[Stored entries]
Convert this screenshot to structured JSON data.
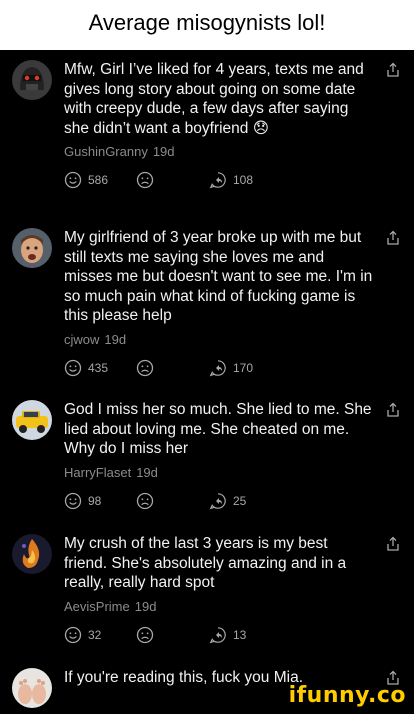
{
  "caption": "Average misogynists lol!",
  "colors": {
    "background": "#000000",
    "text": "#f2f2f2",
    "meta": "#8c8c8c",
    "watermark": "#ffcc00"
  },
  "comments": [
    {
      "text": "Mfw, Girl I’ve liked for 4 years, texts me and gives long story about going on some date with creepy dude, a few days after saying she didn’t want a boyfriend 😞",
      "username": "GushinGranny",
      "age": "19d",
      "likes": "586",
      "replies": "108",
      "avatar_icon": "helmet-avatar-icon"
    },
    {
      "text": "My girlfriend of 3 year broke up with me but still texts me saying she loves me and misses me but doesn't want to see me. I'm in so much pain what kind of fucking game is this please help",
      "username": "cjwow",
      "age": "19d",
      "likes": "435",
      "replies": "170",
      "avatar_icon": "face-avatar-icon"
    },
    {
      "text": "God I miss her so much. She lied to me. She lied about loving me. She cheated on me. Why do I miss her",
      "username": "HarryFlaset",
      "age": "19d",
      "likes": "98",
      "replies": "25",
      "avatar_icon": "yellow-car-avatar-icon"
    },
    {
      "text": "My crush of the last 3 years is my best friend. She's absolutely amazing and in a really, really hard spot",
      "username": "AevisPrime",
      "age": "19d",
      "likes": "32",
      "replies": "13",
      "avatar_icon": "fire-avatar-icon"
    },
    {
      "text": "If you're reading this, fuck you Mia.",
      "avatar_icon": "feet-avatar-icon"
    }
  ],
  "watermark": "ifunny.co"
}
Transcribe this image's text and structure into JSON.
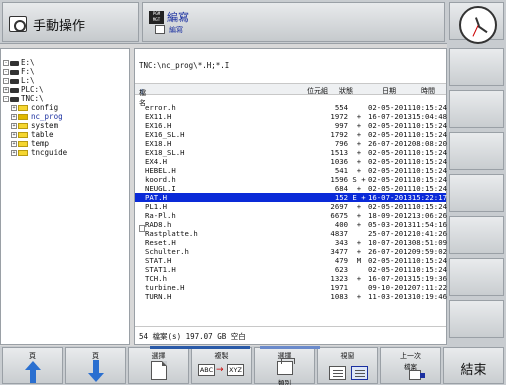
{
  "header": {
    "mode_left_label": "手動操作",
    "mode_right_title": "編寫",
    "mode_right_sub": "編寫",
    "pgm_icon_text": "PGM MGT"
  },
  "tree": {
    "items": [
      {
        "label": "E:\\",
        "type": "drive",
        "expander": "-"
      },
      {
        "label": "F:\\",
        "type": "drive",
        "expander": "-"
      },
      {
        "label": "L:\\",
        "type": "drive",
        "expander": "-"
      },
      {
        "label": "PLC:\\",
        "type": "drive",
        "expander": "+"
      },
      {
        "label": "TNC:\\",
        "type": "drive",
        "expander": "-"
      },
      {
        "label": "config",
        "type": "folder",
        "expander": "+"
      },
      {
        "label": "nc_prog",
        "type": "folder",
        "expander": "+",
        "selected": true
      },
      {
        "label": "system",
        "type": "folder",
        "expander": "+"
      },
      {
        "label": "table",
        "type": "folder",
        "expander": "+"
      },
      {
        "label": "temp",
        "type": "folder",
        "expander": "+"
      },
      {
        "label": "tncguide",
        "type": "folder",
        "expander": "+"
      }
    ]
  },
  "files": {
    "path": "TNC:\\nc_prog\\*.H;*.I",
    "columns": {
      "name": "檔名",
      "size": "位元組",
      "status": "狀態",
      "date": "日期",
      "time": "時間"
    },
    "rows": [
      {
        "name": "error.h",
        "size": "554",
        "status": "",
        "date": "02-05-2011",
        "time": "10:15:24"
      },
      {
        "name": "EX11.H",
        "size": "1972",
        "status": "+",
        "date": "16-07-2013",
        "time": "15:04:48"
      },
      {
        "name": "EX16.H",
        "size": "997",
        "status": "+",
        "date": "02-05-2011",
        "time": "10:15:24"
      },
      {
        "name": "EX16_SL.H",
        "size": "1792",
        "status": "+",
        "date": "02-05-2011",
        "time": "10:15:24"
      },
      {
        "name": "EX18.H",
        "size": "796",
        "status": "+",
        "date": "26-07-2012",
        "time": "08:08:20"
      },
      {
        "name": "EX18_SL.H",
        "size": "1513",
        "status": "+",
        "date": "02-05-2011",
        "time": "10:15:24"
      },
      {
        "name": "EX4.H",
        "size": "1036",
        "status": "+",
        "date": "02-05-2011",
        "time": "10:15:24"
      },
      {
        "name": "HEBEL.H",
        "size": "541",
        "status": "+",
        "date": "02-05-2011",
        "time": "10:15:24"
      },
      {
        "name": "koord.h",
        "size": "1596",
        "status": "S +",
        "date": "02-05-2011",
        "time": "10:15:24"
      },
      {
        "name": "NEUGL.I",
        "size": "684",
        "status": "+",
        "date": "02-05-2011",
        "time": "10:15:24"
      },
      {
        "name": "PAT.H",
        "size": "152",
        "status": "E +",
        "date": "16-07-2013",
        "time": "15:22:17",
        "selected": true
      },
      {
        "name": "PL1.H",
        "size": "2697",
        "status": "+",
        "date": "02-05-2011",
        "time": "10:15:24"
      },
      {
        "name": "Ra-Pl.h",
        "size": "6675",
        "status": "+",
        "date": "18-09-2012",
        "time": "13:06:26"
      },
      {
        "name": "RAD8.h",
        "size": "400",
        "status": "+",
        "date": "05-03-2013",
        "time": "11:54:16"
      },
      {
        "name": "Rastplatte.h",
        "size": "4837",
        "status": "",
        "date": "25-07-2012",
        "time": "10:41:26"
      },
      {
        "name": "Reset.H",
        "size": "343",
        "status": "+",
        "date": "10-07-2013",
        "time": "08:51:09"
      },
      {
        "name": "Schulter.h",
        "size": "3477",
        "status": "+",
        "date": "26-07-2012",
        "time": "09:59:02"
      },
      {
        "name": "STAT.H",
        "size": "479",
        "status": "M",
        "date": "02-05-2011",
        "time": "10:15:24"
      },
      {
        "name": "STAT1.H",
        "size": "623",
        "status": "",
        "date": "02-05-2011",
        "time": "10:15:24"
      },
      {
        "name": "TCH.h",
        "size": "1323",
        "status": "+",
        "date": "16-07-2013",
        "time": "15:19:36"
      },
      {
        "name": "turbine.H",
        "size": "1971",
        "status": "",
        "date": "09-10-2012",
        "time": "07:11:22"
      },
      {
        "name": "TURN.H",
        "size": "1083",
        "status": "+",
        "date": "11-03-2013",
        "time": "10:19:46"
      }
    ],
    "footer": "54  檔案(s) 197.07 GB 空白"
  },
  "softkeys": {
    "page_up": "頁",
    "page_down": "頁",
    "select": "選擇",
    "copy": "複製",
    "copy_from": "ABC",
    "copy_to": "XYZ",
    "select_type": "選擇",
    "select_type_sub": "類別",
    "window": "視窗",
    "last_file": "上一次",
    "last_file_sub": "檔案",
    "end": "結束"
  }
}
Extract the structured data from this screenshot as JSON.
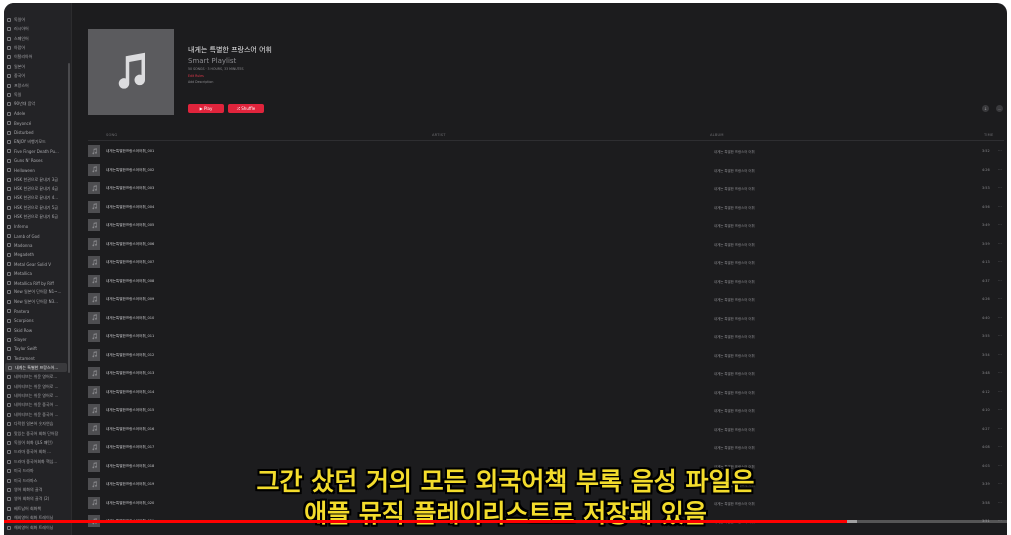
{
  "colors": {
    "accent": "#e0243c",
    "caption": "#f3dc2c",
    "progress": "#ff0000",
    "window_bg": "#1c1c1e"
  },
  "sidebar": {
    "items": [
      {
        "label": "독일어",
        "icon": "playlist-icon"
      },
      {
        "label": "러시아어",
        "icon": "playlist-icon"
      },
      {
        "label": "스페인어",
        "icon": "playlist-icon"
      },
      {
        "label": "아랍어",
        "icon": "playlist-icon"
      },
      {
        "label": "이탈리아어",
        "icon": "playlist-icon"
      },
      {
        "label": "일본어",
        "icon": "playlist-icon"
      },
      {
        "label": "중국어",
        "icon": "playlist-icon"
      },
      {
        "label": "프랑스어",
        "icon": "playlist-icon"
      },
      {
        "label": "독일",
        "icon": "playlist-icon"
      },
      {
        "label": "90년대 음악",
        "icon": "playlist-icon"
      },
      {
        "label": "Adele",
        "icon": "playlist-icon"
      },
      {
        "label": "Beyoncé",
        "icon": "playlist-icon"
      },
      {
        "label": "Disturbed",
        "icon": "playlist-icon"
      },
      {
        "label": "ENJOY 비행기모드",
        "icon": "playlist-icon"
      },
      {
        "label": "Five Finger Death Pu...",
        "icon": "playlist-icon"
      },
      {
        "label": "Guns N' Roses",
        "icon": "playlist-icon"
      },
      {
        "label": "Helloween",
        "icon": "playlist-icon"
      },
      {
        "label": "HSK 한권으로 끝내기 3급",
        "icon": "playlist-icon"
      },
      {
        "label": "HSK 한권으로 끝내기 4급",
        "icon": "playlist-icon"
      },
      {
        "label": "HSK 한권으로 끝내기 4...",
        "icon": "playlist-icon"
      },
      {
        "label": "HSK 한권으로 끝내기 5급",
        "icon": "playlist-icon"
      },
      {
        "label": "HSK 한권으로 끝내기 6급",
        "icon": "playlist-icon"
      },
      {
        "label": "Inferno",
        "icon": "playlist-icon"
      },
      {
        "label": "Lamb of God",
        "icon": "playlist-icon"
      },
      {
        "label": "Madonna",
        "icon": "playlist-icon"
      },
      {
        "label": "Megadeth",
        "icon": "playlist-icon"
      },
      {
        "label": "Metal Gear Solid V",
        "icon": "playlist-icon"
      },
      {
        "label": "Metallica",
        "icon": "playlist-icon"
      },
      {
        "label": "Metallica Riff by Riff",
        "icon": "playlist-icon"
      },
      {
        "label": "New 일본어 단어장 N1~...",
        "icon": "playlist-icon"
      },
      {
        "label": "New 일본어 단어장 N3...",
        "icon": "playlist-icon"
      },
      {
        "label": "Pantera",
        "icon": "playlist-icon"
      },
      {
        "label": "Scorpions",
        "icon": "playlist-icon"
      },
      {
        "label": "Skid Row",
        "icon": "playlist-icon"
      },
      {
        "label": "Slayer",
        "icon": "playlist-icon"
      },
      {
        "label": "Taylor Swift",
        "icon": "playlist-icon"
      },
      {
        "label": "Testament",
        "icon": "playlist-icon"
      },
      {
        "label": "내게는 특별한 프랑스어...",
        "icon": "smart-playlist-icon",
        "active": true
      },
      {
        "label": "네이티브는 쉬운 영어로...",
        "icon": "playlist-icon"
      },
      {
        "label": "네이티브는 쉬운 영어로 ...",
        "icon": "playlist-icon"
      },
      {
        "label": "네이티브는 쉬운 영어로 ...",
        "icon": "playlist-icon"
      },
      {
        "label": "네이티브는 쉬운 중국어 ...",
        "icon": "playlist-icon"
      },
      {
        "label": "네이티브는 쉬운 중국어 ...",
        "icon": "playlist-icon"
      },
      {
        "label": "다락원 일본어 숫자연습",
        "icon": "playlist-icon"
      },
      {
        "label": "맛있는 중국어 회화 단어장",
        "icon": "playlist-icon"
      },
      {
        "label": "독일어 회화 (JLS 패턴)",
        "icon": "playlist-icon"
      },
      {
        "label": "드라마 중국어 회화 ...",
        "icon": "playlist-icon"
      },
      {
        "label": "드라마 중국어회화 핵심...",
        "icon": "playlist-icon"
      },
      {
        "label": "미국 드라마",
        "icon": "playlist-icon"
      },
      {
        "label": "미국 드라마스",
        "icon": "playlist-icon"
      },
      {
        "label": "영어 회화의 골격",
        "icon": "playlist-icon"
      },
      {
        "label": "영어 회화의 골격 (2)",
        "icon": "playlist-icon"
      },
      {
        "label": "베트남어 회화책",
        "icon": "playlist-icon"
      },
      {
        "label": "해외영어 회화 트레이닝",
        "icon": "playlist-icon"
      },
      {
        "label": "해외영어 회화 트레이닝",
        "icon": "playlist-icon"
      }
    ]
  },
  "playlist": {
    "title": "내게는 특별한 프랑스어 어휘",
    "subtitle": "Smart Playlist",
    "meta": "50 SONGS · 3 HOURS, 33 MINUTES",
    "rating": "Edit Rules",
    "description": "Add Description",
    "play_label": "▶ Play",
    "shuffle_label": "⤮ Shuffle",
    "download_icon": "download-icon",
    "more_icon": "ellipsis-icon",
    "artwork_icon": "music-note-icon"
  },
  "table": {
    "columns": {
      "song": "SONG",
      "artist": "ARTIST",
      "album": "ALBUM",
      "time": "TIME"
    },
    "rows": [
      {
        "name": "내게는특별한프랑스어어휘_001",
        "album": "내게는 특별한 프랑스어 어휘",
        "time": "3:52"
      },
      {
        "name": "내게는특별한프랑스어어휘_002",
        "album": "내게는 특별한 프랑스어 어휘",
        "time": "4:26"
      },
      {
        "name": "내게는특별한프랑스어어휘_003",
        "album": "내게는 특별한 프랑스어 어휘",
        "time": "3:53"
      },
      {
        "name": "내게는특별한프랑스어어휘_004",
        "album": "내게는 특별한 프랑스어 어휘",
        "time": "4:56"
      },
      {
        "name": "내게는특별한프랑스어어휘_005",
        "album": "내게는 특별한 프랑스어 어휘",
        "time": "3:49"
      },
      {
        "name": "내게는특별한프랑스어어휘_006",
        "album": "내게는 특별한 프랑스어 어휘",
        "time": "3:59"
      },
      {
        "name": "내게는특별한프랑스어어휘_007",
        "album": "내게는 특별한 프랑스어 어휘",
        "time": "4:13"
      },
      {
        "name": "내게는특별한프랑스어어휘_008",
        "album": "내게는 특별한 프랑스어 어휘",
        "time": "4:37"
      },
      {
        "name": "내게는특별한프랑스어어휘_009",
        "album": "내게는 특별한 프랑스어 어휘",
        "time": "4:26"
      },
      {
        "name": "내게는특별한프랑스어어휘_010",
        "album": "내게는 특별한 프랑스어 어휘",
        "time": "4:40"
      },
      {
        "name": "내게는특별한프랑스어어휘_011",
        "album": "내게는 특별한 프랑스어 어휘",
        "time": "3:55"
      },
      {
        "name": "내게는특별한프랑스어어휘_012",
        "album": "내게는 특별한 프랑스어 어휘",
        "time": "3:54"
      },
      {
        "name": "내게는특별한프랑스어어휘_013",
        "album": "내게는 특별한 프랑스어 어휘",
        "time": "3:48"
      },
      {
        "name": "내게는특별한프랑스어어휘_014",
        "album": "내게는 특별한 프랑스어 어휘",
        "time": "4:12"
      },
      {
        "name": "내게는특별한프랑스어어휘_015",
        "album": "내게는 특별한 프랑스어 어휘",
        "time": "4:10"
      },
      {
        "name": "내게는특별한프랑스어어휘_016",
        "album": "내게는 특별한 프랑스어 어휘",
        "time": "4:27"
      },
      {
        "name": "내게는특별한프랑스어어휘_017",
        "album": "내게는 특별한 프랑스어 어휘",
        "time": "4:08"
      },
      {
        "name": "내게는특별한프랑스어어휘_018",
        "album": "내게는 특별한 프랑스어 어휘",
        "time": "4:03"
      },
      {
        "name": "내게는특별한프랑스어어휘_019",
        "album": "내게는 특별한 프랑스어 어휘",
        "time": "3:39"
      },
      {
        "name": "내게는특별한프랑스어어휘_020",
        "album": "내게는 특별한 프랑스어 어휘",
        "time": "3:58"
      },
      {
        "name": "내게는특별한프랑스어어휘_021",
        "album": "내게는 특별한 프랑스어 어휘",
        "time": "3:51"
      }
    ]
  },
  "video": {
    "caption_line1": "그간 샀던 거의 모든 외국어책 부록 음성 파일은",
    "caption_line2": "애플 뮤직 플레이리스트로 저장돼 있음",
    "progress_fraction": 0.84,
    "buffered_fraction": 0.85
  }
}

● **Objective**
Identify the lines above with the word "texts". Copy them.

● **Exercise solution**
      "text": "Mfw, Girl I’ve liked for 4 years, texts me and gives long story about going on some date with creepy dude, a few days after saying she didn’t want a boyfriend 😞",
      "text": "My girlfriend of 3 year broke up with me but still texts me saying she loves me and misses me but doesn't want to see me. I'm in so much pain what kind of fucking game is this please help",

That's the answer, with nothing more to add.